>> Start

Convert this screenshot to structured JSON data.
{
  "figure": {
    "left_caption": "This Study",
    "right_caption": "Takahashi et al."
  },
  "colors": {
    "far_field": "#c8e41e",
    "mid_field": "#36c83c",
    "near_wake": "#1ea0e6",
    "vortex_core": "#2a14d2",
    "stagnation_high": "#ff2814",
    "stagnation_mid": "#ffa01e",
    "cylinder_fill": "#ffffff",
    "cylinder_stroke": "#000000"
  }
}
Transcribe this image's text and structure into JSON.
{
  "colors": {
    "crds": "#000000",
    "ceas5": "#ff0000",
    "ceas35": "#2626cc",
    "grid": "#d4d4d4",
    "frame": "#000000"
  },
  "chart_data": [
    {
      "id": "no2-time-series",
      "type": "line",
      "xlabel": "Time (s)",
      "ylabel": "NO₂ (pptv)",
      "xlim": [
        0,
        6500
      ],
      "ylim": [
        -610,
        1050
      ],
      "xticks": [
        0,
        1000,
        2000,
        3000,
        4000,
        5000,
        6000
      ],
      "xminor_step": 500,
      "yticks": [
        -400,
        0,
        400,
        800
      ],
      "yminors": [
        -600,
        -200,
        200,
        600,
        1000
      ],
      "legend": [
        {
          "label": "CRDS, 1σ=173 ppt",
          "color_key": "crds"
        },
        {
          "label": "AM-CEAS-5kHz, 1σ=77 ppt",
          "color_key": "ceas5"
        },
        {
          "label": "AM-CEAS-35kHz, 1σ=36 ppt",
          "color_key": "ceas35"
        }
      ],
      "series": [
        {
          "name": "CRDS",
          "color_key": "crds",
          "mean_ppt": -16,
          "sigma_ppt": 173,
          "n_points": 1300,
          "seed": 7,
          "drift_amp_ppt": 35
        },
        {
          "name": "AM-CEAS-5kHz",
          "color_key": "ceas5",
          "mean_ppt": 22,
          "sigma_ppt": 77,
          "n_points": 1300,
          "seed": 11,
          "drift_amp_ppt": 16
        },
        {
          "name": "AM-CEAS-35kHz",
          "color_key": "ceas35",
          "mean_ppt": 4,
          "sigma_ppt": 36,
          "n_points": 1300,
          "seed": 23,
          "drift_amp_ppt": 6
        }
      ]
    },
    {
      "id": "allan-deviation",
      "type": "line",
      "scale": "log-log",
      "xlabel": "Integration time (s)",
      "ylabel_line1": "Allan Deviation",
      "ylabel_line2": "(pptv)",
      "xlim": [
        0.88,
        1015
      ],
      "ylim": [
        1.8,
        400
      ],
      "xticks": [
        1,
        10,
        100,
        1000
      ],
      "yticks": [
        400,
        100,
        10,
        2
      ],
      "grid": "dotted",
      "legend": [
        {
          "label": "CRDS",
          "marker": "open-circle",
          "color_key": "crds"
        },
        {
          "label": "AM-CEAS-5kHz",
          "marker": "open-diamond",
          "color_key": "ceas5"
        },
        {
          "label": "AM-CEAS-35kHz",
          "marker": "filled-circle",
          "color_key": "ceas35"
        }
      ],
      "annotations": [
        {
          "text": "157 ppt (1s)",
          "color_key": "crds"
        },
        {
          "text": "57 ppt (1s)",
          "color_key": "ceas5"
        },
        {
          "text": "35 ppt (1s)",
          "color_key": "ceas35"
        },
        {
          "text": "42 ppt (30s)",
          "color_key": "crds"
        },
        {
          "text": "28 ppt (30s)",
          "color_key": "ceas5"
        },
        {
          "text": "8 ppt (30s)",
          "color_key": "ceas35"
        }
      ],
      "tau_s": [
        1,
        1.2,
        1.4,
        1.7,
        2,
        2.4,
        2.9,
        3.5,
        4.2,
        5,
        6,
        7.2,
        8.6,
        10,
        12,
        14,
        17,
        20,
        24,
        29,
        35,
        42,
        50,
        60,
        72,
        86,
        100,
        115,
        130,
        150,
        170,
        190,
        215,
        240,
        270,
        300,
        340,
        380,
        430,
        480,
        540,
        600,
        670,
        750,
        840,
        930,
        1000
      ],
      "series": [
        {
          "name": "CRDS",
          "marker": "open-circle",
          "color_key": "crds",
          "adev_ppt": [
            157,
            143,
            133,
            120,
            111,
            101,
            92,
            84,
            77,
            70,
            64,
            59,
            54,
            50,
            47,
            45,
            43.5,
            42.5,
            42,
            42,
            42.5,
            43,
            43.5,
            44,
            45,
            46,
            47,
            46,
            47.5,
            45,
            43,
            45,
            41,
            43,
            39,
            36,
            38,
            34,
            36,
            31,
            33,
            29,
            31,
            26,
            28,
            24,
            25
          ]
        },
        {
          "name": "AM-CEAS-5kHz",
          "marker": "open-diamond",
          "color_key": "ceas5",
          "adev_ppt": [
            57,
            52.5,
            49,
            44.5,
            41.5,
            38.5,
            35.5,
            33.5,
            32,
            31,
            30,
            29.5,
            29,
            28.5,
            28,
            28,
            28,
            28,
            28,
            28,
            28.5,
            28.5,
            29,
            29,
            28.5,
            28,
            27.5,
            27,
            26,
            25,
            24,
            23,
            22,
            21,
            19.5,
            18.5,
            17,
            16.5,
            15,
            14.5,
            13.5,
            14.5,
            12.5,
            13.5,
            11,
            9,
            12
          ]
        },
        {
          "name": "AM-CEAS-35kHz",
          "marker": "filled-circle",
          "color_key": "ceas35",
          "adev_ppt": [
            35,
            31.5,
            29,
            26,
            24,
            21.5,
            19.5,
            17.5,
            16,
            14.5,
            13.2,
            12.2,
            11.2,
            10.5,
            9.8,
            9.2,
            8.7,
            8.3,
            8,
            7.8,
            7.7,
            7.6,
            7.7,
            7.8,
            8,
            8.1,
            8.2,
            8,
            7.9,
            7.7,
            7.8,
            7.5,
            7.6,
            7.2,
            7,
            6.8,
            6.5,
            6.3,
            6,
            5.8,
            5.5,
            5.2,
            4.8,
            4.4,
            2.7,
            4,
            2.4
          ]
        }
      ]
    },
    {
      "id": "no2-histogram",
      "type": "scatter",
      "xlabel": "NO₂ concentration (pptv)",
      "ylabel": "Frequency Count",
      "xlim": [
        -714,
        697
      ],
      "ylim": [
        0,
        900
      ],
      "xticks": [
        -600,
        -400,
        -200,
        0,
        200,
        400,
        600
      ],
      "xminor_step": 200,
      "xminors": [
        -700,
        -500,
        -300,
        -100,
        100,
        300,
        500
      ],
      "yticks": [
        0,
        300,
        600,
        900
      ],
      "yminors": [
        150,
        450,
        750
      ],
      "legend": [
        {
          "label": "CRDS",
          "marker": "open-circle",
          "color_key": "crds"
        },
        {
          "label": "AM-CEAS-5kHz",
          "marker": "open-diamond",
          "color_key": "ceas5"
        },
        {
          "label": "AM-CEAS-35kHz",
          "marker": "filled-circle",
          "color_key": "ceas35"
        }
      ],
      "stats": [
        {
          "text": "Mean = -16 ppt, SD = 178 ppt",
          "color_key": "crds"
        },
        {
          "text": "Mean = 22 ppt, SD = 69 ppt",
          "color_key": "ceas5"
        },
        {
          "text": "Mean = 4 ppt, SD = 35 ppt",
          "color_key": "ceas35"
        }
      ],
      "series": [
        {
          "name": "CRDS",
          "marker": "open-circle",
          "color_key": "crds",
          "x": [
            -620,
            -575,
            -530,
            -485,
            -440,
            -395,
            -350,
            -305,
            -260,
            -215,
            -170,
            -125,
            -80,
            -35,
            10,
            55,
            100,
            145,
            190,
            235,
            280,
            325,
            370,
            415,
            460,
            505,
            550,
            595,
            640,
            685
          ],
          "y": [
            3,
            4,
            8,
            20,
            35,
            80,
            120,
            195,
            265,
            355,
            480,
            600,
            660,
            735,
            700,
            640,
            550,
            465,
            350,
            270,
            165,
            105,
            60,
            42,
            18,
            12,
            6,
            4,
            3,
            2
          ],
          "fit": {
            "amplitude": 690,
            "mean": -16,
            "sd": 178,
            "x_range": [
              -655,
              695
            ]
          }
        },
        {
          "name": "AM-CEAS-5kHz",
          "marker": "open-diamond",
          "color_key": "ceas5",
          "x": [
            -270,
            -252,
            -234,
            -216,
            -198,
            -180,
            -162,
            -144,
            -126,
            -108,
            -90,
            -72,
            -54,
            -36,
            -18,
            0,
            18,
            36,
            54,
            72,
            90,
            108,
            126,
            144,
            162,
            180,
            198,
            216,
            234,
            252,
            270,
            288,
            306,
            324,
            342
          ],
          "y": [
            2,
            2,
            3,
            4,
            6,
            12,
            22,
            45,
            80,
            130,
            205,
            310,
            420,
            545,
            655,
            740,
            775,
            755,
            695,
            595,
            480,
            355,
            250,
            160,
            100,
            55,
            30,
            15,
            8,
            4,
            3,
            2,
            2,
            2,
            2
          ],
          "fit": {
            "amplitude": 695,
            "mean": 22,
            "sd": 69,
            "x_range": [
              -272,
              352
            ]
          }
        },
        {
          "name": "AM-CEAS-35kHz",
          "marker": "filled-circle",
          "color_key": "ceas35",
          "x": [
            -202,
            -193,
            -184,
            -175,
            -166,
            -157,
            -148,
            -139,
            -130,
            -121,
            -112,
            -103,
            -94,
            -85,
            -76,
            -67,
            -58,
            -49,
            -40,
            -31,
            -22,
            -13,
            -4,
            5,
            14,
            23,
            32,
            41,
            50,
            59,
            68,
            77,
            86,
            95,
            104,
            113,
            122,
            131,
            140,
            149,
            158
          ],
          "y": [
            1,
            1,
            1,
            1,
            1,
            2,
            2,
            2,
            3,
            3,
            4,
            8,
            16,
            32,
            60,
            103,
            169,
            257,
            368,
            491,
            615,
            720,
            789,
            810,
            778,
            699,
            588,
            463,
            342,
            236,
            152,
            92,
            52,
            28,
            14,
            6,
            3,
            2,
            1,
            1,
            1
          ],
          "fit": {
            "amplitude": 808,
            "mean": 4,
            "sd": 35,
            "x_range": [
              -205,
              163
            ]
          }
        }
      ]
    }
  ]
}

>> End

▸ **Exercise goal**
Copy out all lines from the material above that contain the string "xlabel".

▸ **Reply**
      "xlabel": "Time (s)",
      "xlabel": "Integration time (s)",
      "xlabel": "NO₂ concentration (pptv)",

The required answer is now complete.